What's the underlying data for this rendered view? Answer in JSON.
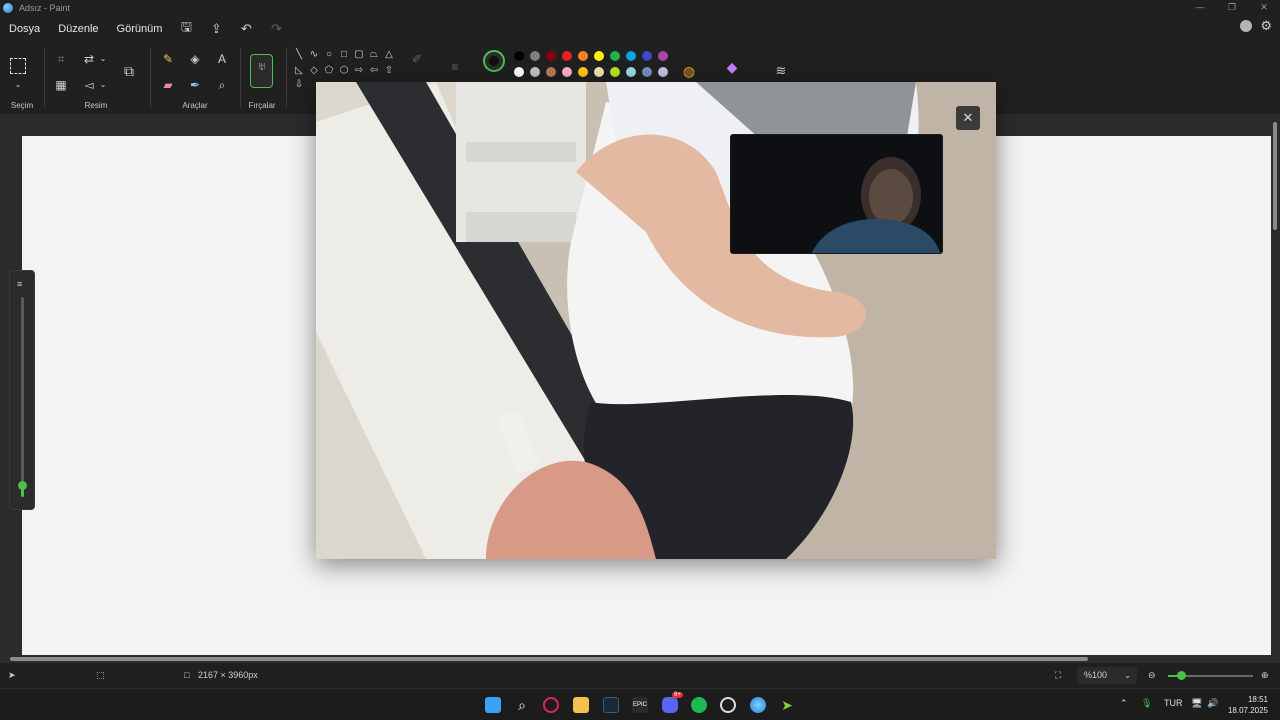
{
  "window": {
    "title": "Adsız - Paint"
  },
  "menu": {
    "file": "Dosya",
    "edit": "Düzenle",
    "view": "Görünüm"
  },
  "ribbon": {
    "selection_label": "Seçim",
    "image_label": "Resim",
    "tools_label": "Araçlar",
    "brushes_label": "Fırçalar"
  },
  "colors": {
    "current": "#111111",
    "accent": "#47c24d",
    "palette_row1": [
      "#000000",
      "#7f7f7f",
      "#880015",
      "#ed1c24",
      "#ff7f27",
      "#fff200",
      "#22b14c",
      "#00a2e8",
      "#3f48cc",
      "#a349a4"
    ],
    "palette_row2": [
      "#ffffff",
      "#c3c3c3",
      "#b97a57",
      "#ffaec9",
      "#ffc90e",
      "#efe4b0",
      "#b5e61d",
      "#99d9ea",
      "#7092be",
      "#c8bfe7"
    ]
  },
  "viewer": {
    "close_glyph": "✕"
  },
  "status": {
    "dimensions": "2167 × 3960px",
    "zoom": "%100"
  },
  "taskbar": {
    "language": "TUR",
    "time": "18:51",
    "date": "18.07.2025",
    "discord_badge": "9+"
  }
}
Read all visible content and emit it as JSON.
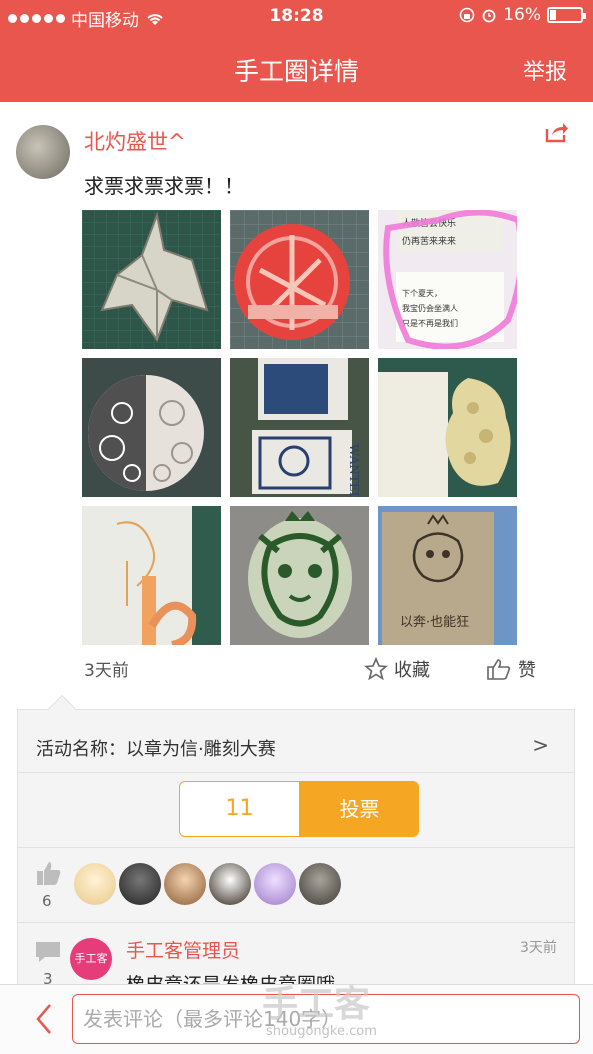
{
  "statusbar": {
    "carrier": "中国移动",
    "time": "18:28",
    "battery": "16%"
  },
  "navbar": {
    "title": "手工圈详情",
    "report": "举报"
  },
  "post": {
    "username": "北灼盛世^",
    "text": "求票求票求票！！",
    "time": "3天前",
    "favorite_label": "收藏",
    "like_label": "赞",
    "images": [
      "crane-stamp",
      "round-seal-stamp",
      "calligraphy-stamp",
      "lace-circle-stamp",
      "wanted-poster-stamps",
      "floral-stamp",
      "sketch-stamp",
      "cat-stamp",
      "cat-print"
    ],
    "image_texts": {
      "calligraphy_top": "人散皆会快乐\n仍再苦来来来",
      "calligraphy_bottom": "下个夏天，\n我宝仍会坐满人\n只是不再是我们",
      "wanted": "WANTED",
      "cat_print": "以奔·也能狂"
    }
  },
  "activity": {
    "label": "活动名称：以章为信·雕刻大赛",
    "arrow": ">",
    "vote_count": "11",
    "vote_button": "投票"
  },
  "likes": {
    "count": "6"
  },
  "comments": {
    "count": "3",
    "author": "手工客管理员",
    "time": "3天前",
    "text": "橡皮章还是发橡皮章圈哦",
    "avatar_text": "手工客"
  },
  "input": {
    "placeholder": "发表评论（最多评论140字）"
  },
  "watermark": {
    "main": "手工客",
    "sub": "shougongke.com"
  },
  "colors": {
    "accent": "#e9564d",
    "vote": "#f5a623"
  }
}
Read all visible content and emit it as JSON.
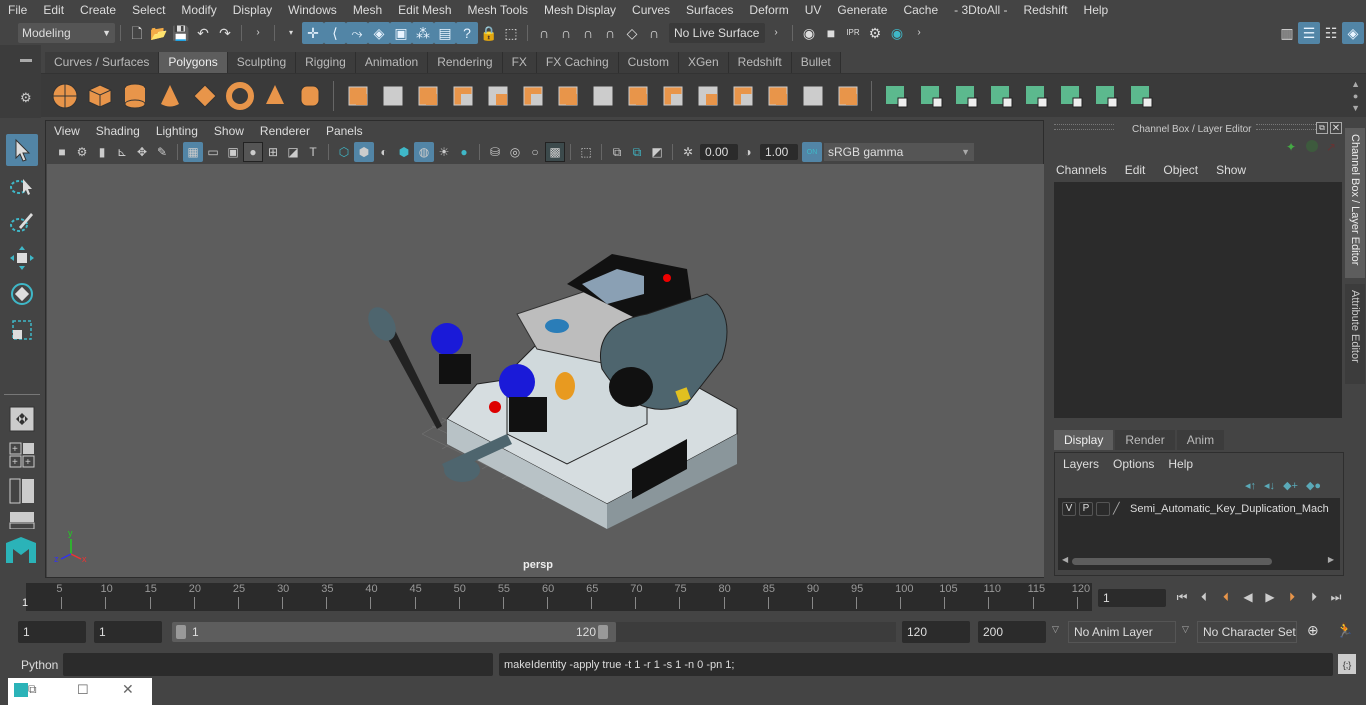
{
  "menubar": [
    "File",
    "Edit",
    "Create",
    "Select",
    "Modify",
    "Display",
    "Windows",
    "Mesh",
    "Edit Mesh",
    "Mesh Tools",
    "Mesh Display",
    "Curves",
    "Surfaces",
    "Deform",
    "UV",
    "Generate",
    "Cache",
    "- 3DtoAll -",
    "Redshift",
    "Help"
  ],
  "statusline": {
    "mode": "Modeling",
    "live_surface": "No Live Surface"
  },
  "shelf_tabs": [
    {
      "label": "Curves / Surfaces",
      "active": false
    },
    {
      "label": "Polygons",
      "active": true
    },
    {
      "label": "Sculpting",
      "active": false
    },
    {
      "label": "Rigging",
      "active": false
    },
    {
      "label": "Animation",
      "active": false
    },
    {
      "label": "Rendering",
      "active": false
    },
    {
      "label": "FX",
      "active": false
    },
    {
      "label": "FX Caching",
      "active": false
    },
    {
      "label": "Custom",
      "active": false
    },
    {
      "label": "XGen",
      "active": false
    },
    {
      "label": "Redshift",
      "active": false
    },
    {
      "label": "Bullet",
      "active": false
    }
  ],
  "shelf_icons": [
    "poly-sphere",
    "poly-cube",
    "poly-cylinder",
    "poly-cone",
    "poly-plane",
    "poly-torus",
    "poly-pyramid",
    "poly-pipe",
    "combine",
    "separate",
    "mirror",
    "smooth",
    "bevel",
    "bridge",
    "extrude",
    "multi-cut",
    "bridge-edge",
    "append",
    "bevel2",
    "edge-loop",
    "insert-loop",
    "mirror-cut",
    "slide",
    "merge",
    "uv-planar",
    "uv-cylindrical",
    "uv-spherical",
    "uv-automatic",
    "uv-unfold",
    "uv-editor",
    "uv-layout"
  ],
  "viewport": {
    "menu": [
      "View",
      "Shading",
      "Lighting",
      "Show",
      "Renderer",
      "Panels"
    ],
    "exposure": "0.00",
    "gamma": "1.00",
    "color_space": "sRGB gamma",
    "camera_label": "persp",
    "axis": {
      "x": "x",
      "y": "y",
      "z": "z"
    }
  },
  "channel_box": {
    "title": "Channel Box / Layer Editor",
    "menu": [
      "Channels",
      "Edit",
      "Object",
      "Show"
    ],
    "layer_tabs": [
      {
        "label": "Display",
        "active": true
      },
      {
        "label": "Render",
        "active": false
      },
      {
        "label": "Anim",
        "active": false
      }
    ],
    "layer_menu": [
      "Layers",
      "Options",
      "Help"
    ],
    "layers": [
      {
        "v": "V",
        "p": "P",
        "name": "Semi_Automatic_Key_Duplication_Mach"
      }
    ]
  },
  "side_tabs": [
    "Channel Box / Layer Editor",
    "Attribute Editor"
  ],
  "timeline": {
    "ticks": [
      5,
      10,
      15,
      20,
      25,
      30,
      35,
      40,
      45,
      50,
      55,
      60,
      65,
      70,
      75,
      80,
      85,
      90,
      95,
      100,
      105,
      110,
      115,
      120
    ],
    "current_marker": "1",
    "current_frame": "1"
  },
  "range": {
    "start": "1",
    "anim_start": "1",
    "slider_start": "1",
    "slider_end": "120",
    "end": "120",
    "anim_end": "200",
    "anim_layer": "No Anim Layer",
    "char_set": "No Character Set"
  },
  "command": {
    "language": "Python",
    "input": "",
    "result": "makeIdentity -apply true -t 1 -r 1 -s 1 -n 0 -pn 1;"
  },
  "colors": {
    "accent": "#5285a6",
    "shelf_orange": "#e8954a",
    "shelf_green": "#5cb98e"
  }
}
·····
_GOAL_: Count how many lines of the listing above include "Display" and report that number alone.

_SOLUTION TO THE PROBLEM_: 3